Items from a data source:
--- Begin ---
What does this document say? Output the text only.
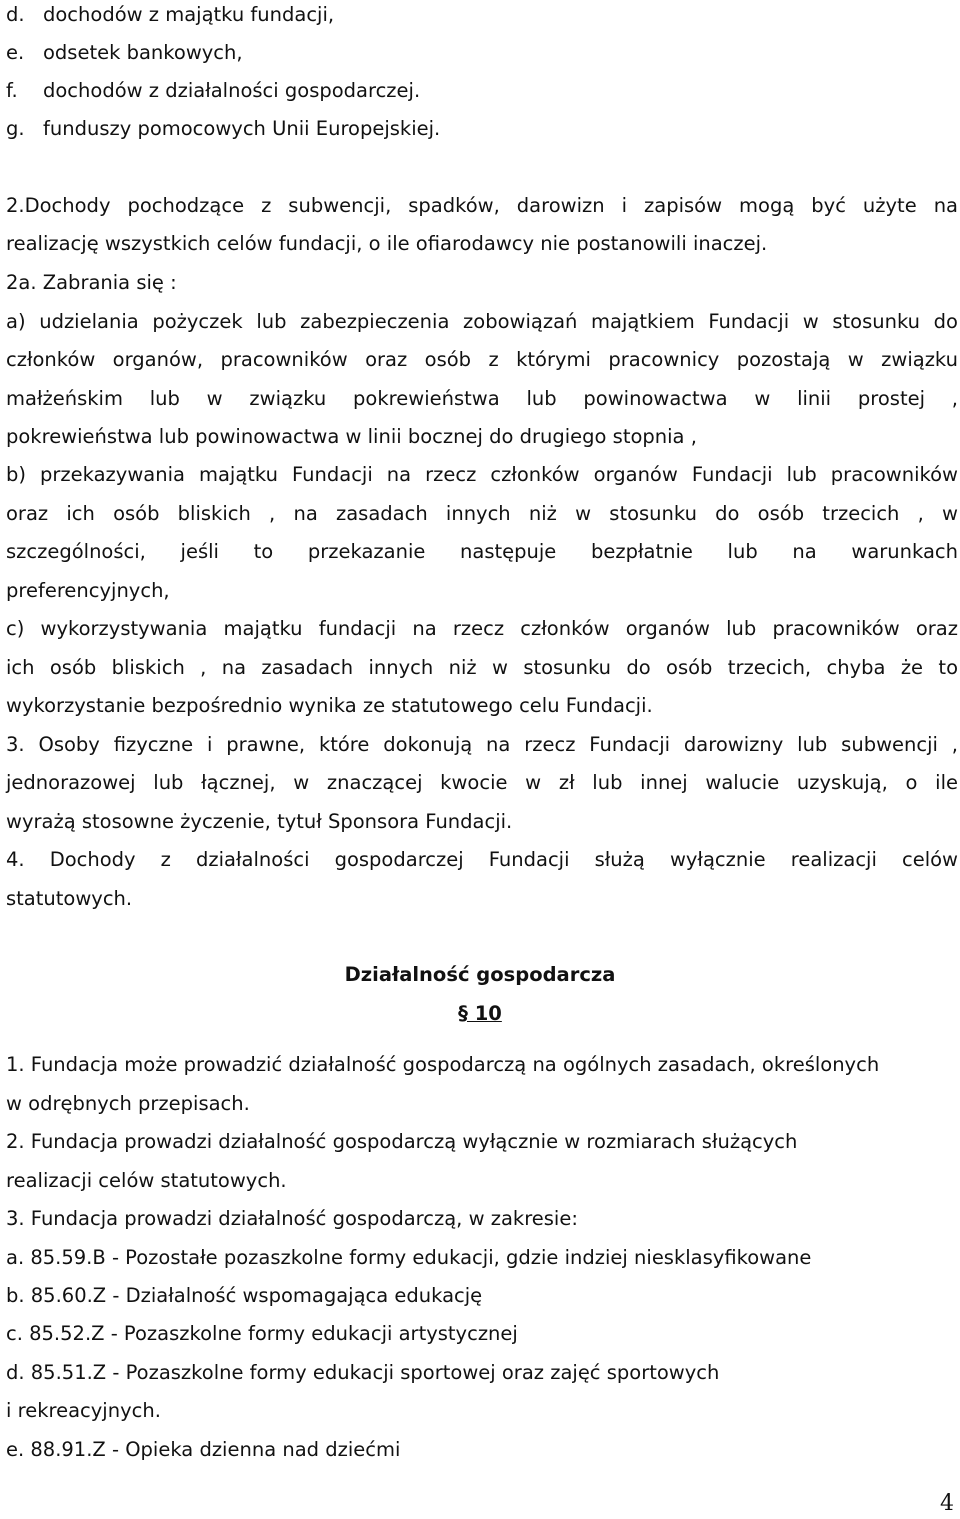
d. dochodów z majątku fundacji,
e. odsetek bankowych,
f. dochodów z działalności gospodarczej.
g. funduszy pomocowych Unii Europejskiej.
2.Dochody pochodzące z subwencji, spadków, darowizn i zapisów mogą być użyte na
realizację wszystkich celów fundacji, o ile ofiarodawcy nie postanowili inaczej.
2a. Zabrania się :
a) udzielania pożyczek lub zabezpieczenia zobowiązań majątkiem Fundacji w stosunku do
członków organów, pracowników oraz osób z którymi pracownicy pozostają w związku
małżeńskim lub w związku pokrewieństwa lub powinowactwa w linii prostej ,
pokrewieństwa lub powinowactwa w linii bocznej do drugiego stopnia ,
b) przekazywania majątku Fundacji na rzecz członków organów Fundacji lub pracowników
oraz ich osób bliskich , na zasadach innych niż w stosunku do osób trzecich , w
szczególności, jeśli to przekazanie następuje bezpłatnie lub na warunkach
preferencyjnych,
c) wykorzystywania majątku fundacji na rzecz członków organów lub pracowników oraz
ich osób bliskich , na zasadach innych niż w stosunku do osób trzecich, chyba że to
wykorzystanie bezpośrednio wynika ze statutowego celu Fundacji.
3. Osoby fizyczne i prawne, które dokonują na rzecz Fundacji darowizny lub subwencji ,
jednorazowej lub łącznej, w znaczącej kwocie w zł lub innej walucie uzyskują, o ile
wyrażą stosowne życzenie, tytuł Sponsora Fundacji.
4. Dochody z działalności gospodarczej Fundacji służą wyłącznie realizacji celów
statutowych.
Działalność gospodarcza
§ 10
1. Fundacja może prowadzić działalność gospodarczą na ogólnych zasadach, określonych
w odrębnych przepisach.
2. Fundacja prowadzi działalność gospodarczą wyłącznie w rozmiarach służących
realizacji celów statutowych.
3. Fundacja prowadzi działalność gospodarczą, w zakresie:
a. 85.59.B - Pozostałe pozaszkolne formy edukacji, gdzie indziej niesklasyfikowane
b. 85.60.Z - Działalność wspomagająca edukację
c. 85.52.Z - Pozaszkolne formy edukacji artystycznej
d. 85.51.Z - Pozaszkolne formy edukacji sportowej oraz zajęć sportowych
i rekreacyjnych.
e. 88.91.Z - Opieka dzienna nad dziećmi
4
--- End ---
Task prompt: Copy out every line of the listing that contains the string "członków".

The response:
członków organów, pracowników oraz osób z którymi pracownicy pozostają w związku
b) przekazywania majątku Fundacji na rzecz członków organów Fundacji lub pracowników
c) wykorzystywania majątku fundacji na rzecz członków organów lub pracowników oraz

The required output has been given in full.